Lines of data
----------------
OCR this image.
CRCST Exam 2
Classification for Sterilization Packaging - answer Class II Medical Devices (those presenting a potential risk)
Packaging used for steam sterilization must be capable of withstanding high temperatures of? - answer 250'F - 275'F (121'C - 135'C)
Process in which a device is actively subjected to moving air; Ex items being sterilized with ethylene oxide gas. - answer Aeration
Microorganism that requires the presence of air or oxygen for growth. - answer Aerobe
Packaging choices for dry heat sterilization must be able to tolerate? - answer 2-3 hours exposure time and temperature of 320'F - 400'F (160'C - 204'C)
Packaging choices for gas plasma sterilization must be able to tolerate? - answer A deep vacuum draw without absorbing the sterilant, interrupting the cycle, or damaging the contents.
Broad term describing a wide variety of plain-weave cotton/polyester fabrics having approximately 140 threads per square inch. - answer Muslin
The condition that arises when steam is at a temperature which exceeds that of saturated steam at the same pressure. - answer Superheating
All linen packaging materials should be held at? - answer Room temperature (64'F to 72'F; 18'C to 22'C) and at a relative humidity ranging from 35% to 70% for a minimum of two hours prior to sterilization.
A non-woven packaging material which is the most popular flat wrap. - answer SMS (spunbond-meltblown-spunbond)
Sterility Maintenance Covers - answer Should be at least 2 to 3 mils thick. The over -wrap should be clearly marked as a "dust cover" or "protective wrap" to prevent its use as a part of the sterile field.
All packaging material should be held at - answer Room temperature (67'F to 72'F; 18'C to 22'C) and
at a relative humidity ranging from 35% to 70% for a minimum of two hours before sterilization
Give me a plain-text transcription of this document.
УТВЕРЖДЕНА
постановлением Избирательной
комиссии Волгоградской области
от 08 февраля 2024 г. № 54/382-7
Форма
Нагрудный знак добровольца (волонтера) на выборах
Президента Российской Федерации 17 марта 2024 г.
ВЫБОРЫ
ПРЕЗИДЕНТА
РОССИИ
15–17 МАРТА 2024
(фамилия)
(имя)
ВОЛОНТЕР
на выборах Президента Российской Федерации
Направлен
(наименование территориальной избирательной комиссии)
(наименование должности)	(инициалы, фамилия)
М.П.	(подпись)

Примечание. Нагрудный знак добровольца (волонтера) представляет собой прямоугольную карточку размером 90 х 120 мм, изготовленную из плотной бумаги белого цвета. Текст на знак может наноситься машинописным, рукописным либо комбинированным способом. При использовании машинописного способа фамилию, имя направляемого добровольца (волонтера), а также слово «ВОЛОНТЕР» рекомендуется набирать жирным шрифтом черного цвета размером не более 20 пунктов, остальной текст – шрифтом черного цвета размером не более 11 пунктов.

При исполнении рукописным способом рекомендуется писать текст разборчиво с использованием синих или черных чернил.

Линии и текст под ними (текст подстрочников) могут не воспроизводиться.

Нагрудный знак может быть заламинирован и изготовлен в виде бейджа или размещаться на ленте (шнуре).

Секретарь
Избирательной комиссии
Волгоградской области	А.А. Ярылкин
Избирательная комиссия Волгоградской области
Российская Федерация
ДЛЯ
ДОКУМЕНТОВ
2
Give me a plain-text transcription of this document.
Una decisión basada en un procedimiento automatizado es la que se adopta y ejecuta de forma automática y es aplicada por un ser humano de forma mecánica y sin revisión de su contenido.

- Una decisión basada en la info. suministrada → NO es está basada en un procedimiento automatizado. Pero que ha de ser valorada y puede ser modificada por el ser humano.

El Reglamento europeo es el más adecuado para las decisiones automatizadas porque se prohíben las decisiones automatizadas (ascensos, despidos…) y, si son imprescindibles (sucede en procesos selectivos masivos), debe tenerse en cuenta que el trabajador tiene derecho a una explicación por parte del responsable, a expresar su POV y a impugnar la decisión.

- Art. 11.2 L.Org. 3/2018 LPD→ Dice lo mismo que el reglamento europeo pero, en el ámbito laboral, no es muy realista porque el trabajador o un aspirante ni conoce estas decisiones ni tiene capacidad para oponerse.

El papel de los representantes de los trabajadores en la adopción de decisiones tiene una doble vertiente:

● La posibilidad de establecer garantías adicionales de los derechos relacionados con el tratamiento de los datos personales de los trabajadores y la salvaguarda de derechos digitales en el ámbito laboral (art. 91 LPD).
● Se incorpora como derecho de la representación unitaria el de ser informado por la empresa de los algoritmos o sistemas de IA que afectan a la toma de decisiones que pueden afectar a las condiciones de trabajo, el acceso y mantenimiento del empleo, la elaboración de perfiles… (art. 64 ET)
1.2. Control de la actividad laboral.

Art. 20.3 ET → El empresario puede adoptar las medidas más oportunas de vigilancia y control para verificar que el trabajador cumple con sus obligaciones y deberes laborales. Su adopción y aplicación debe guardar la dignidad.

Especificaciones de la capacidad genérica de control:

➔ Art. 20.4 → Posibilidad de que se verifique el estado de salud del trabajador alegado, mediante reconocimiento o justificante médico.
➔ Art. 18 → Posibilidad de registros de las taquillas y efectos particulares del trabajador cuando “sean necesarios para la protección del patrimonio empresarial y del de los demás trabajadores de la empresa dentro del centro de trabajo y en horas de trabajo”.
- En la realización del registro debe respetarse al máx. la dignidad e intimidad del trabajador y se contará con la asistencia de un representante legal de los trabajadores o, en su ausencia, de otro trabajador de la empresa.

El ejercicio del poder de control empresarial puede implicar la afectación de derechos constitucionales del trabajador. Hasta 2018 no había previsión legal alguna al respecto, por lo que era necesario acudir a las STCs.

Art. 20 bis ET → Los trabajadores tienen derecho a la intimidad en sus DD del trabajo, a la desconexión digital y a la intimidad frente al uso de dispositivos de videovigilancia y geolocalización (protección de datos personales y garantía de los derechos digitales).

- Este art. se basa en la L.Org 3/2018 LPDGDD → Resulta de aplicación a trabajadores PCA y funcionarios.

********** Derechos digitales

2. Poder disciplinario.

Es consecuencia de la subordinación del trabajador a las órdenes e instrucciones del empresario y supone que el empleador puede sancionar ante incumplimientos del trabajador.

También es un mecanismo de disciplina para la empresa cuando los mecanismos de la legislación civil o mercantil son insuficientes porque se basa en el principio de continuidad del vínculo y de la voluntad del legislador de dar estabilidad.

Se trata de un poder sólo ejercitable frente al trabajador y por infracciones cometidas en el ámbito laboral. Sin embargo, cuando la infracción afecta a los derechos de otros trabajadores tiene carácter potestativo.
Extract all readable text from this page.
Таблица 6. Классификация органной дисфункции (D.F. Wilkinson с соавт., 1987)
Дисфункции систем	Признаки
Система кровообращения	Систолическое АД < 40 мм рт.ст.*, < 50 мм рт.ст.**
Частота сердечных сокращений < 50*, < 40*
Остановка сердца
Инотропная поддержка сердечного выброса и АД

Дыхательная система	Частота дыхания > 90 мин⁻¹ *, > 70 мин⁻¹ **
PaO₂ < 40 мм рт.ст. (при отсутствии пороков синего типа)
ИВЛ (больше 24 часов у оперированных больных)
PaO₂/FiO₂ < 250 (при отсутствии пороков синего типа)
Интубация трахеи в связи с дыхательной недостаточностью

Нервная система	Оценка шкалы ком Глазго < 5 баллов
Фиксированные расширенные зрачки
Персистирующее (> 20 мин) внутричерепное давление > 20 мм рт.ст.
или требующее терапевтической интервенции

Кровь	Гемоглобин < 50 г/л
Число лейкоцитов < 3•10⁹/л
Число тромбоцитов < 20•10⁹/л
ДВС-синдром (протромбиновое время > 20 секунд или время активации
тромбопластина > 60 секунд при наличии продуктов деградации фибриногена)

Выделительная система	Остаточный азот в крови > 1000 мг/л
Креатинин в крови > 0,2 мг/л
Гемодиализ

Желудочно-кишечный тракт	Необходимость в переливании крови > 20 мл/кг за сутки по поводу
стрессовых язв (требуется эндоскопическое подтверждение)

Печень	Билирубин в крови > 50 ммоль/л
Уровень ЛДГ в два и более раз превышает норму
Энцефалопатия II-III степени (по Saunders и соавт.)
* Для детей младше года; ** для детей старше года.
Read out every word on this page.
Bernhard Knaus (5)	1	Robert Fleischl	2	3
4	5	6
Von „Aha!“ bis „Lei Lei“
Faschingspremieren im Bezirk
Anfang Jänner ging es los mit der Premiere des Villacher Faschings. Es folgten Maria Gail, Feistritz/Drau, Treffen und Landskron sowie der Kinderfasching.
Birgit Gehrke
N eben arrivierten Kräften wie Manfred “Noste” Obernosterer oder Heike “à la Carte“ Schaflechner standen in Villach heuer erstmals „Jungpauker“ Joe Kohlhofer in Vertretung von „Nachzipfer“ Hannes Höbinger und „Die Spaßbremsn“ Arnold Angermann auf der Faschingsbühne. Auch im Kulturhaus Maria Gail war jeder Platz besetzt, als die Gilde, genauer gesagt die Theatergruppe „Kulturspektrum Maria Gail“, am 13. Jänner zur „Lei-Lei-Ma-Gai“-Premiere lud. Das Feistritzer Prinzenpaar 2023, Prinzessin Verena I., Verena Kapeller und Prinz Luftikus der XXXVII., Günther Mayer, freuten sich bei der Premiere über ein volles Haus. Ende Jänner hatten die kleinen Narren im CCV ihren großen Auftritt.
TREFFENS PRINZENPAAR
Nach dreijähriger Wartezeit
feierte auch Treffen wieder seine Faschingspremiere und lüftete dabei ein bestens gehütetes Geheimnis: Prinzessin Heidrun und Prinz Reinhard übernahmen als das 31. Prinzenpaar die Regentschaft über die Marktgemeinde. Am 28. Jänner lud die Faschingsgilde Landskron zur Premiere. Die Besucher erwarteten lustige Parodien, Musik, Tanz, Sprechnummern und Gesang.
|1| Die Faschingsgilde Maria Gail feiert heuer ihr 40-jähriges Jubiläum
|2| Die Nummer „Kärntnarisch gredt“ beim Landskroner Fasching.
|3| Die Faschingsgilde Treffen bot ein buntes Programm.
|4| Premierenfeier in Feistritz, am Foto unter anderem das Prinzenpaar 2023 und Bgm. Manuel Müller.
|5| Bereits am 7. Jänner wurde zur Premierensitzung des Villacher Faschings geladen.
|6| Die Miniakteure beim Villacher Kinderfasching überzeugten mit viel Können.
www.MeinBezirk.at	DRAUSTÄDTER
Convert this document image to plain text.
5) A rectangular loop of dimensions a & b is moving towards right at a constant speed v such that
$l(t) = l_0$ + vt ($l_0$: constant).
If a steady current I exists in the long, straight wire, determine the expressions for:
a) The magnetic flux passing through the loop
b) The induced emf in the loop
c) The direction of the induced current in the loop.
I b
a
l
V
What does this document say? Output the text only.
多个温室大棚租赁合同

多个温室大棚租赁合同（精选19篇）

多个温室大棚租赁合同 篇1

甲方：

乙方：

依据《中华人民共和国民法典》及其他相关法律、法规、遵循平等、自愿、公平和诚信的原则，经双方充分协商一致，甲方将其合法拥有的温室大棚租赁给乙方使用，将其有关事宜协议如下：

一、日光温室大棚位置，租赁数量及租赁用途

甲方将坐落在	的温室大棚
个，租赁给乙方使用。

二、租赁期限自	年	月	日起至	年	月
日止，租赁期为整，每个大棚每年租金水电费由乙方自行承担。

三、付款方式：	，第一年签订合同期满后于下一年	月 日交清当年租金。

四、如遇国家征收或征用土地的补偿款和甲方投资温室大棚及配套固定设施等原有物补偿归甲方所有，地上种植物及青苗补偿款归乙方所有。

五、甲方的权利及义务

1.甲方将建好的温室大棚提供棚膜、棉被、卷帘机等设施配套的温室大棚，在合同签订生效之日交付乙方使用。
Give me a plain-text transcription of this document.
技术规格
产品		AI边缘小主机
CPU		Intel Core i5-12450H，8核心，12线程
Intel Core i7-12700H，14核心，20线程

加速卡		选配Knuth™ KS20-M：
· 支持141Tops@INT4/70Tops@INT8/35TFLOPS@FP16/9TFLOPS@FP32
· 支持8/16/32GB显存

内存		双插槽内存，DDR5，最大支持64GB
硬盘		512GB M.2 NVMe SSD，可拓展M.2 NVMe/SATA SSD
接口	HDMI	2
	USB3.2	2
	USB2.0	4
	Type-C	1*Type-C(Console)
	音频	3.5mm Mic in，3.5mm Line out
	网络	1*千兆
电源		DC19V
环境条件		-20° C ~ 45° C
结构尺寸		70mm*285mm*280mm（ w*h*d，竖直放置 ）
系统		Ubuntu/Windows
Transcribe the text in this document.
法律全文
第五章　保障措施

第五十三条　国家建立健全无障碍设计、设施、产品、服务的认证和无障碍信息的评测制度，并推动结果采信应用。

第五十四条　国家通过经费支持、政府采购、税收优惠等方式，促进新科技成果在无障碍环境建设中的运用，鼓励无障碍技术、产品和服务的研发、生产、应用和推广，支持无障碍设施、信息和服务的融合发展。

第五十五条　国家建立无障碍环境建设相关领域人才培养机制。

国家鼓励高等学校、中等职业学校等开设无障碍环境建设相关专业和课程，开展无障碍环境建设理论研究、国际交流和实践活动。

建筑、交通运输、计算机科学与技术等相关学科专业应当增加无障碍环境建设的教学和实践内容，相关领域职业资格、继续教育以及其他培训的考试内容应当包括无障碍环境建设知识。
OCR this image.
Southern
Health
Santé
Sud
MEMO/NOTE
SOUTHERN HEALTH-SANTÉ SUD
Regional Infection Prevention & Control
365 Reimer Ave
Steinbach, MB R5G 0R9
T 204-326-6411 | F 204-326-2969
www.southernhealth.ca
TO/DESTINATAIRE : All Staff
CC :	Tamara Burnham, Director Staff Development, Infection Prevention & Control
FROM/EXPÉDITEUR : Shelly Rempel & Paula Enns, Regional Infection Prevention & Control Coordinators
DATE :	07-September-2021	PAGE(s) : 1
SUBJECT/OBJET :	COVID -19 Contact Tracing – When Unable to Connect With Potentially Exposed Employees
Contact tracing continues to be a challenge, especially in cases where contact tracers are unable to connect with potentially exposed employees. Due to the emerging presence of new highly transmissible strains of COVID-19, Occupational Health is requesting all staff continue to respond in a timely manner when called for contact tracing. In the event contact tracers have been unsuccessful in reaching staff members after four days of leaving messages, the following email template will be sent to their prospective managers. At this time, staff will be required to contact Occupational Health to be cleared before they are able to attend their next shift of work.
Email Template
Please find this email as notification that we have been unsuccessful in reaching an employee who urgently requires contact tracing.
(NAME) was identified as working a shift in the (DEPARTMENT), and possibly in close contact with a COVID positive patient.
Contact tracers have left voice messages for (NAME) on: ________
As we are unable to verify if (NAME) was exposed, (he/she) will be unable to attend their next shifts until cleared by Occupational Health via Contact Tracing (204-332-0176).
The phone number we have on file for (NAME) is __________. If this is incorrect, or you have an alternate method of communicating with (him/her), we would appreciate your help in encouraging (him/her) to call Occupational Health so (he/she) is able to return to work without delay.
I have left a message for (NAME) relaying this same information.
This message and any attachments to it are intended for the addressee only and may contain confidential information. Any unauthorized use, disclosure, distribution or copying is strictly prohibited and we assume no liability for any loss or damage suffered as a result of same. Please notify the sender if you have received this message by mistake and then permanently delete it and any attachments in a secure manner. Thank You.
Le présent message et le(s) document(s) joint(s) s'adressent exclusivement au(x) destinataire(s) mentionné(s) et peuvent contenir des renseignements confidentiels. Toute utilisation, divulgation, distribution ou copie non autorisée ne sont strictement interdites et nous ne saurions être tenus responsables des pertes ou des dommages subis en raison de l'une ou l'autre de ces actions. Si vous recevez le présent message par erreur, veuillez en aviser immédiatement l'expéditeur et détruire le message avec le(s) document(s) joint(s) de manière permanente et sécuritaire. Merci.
----------------
Task details: Copy out every line in the entries above that holds "empresarial".

Solution:
➔ Art. 18 → Posibilidad de registros de las taquillas y efectos particulares del trabajador cuando “sean necesarios para la protección del patrimonio empresarial y del de los demás trabajadores de la empresa dentro del centro de trabajo y en horas de trabajo”.
El ejercicio del poder de control empresarial puede implicar la afectación de derechos constitucionales del trabajador. Hasta 2018 no había previsión legal alguna al respecto, por lo que era necesario acudir a las STCs.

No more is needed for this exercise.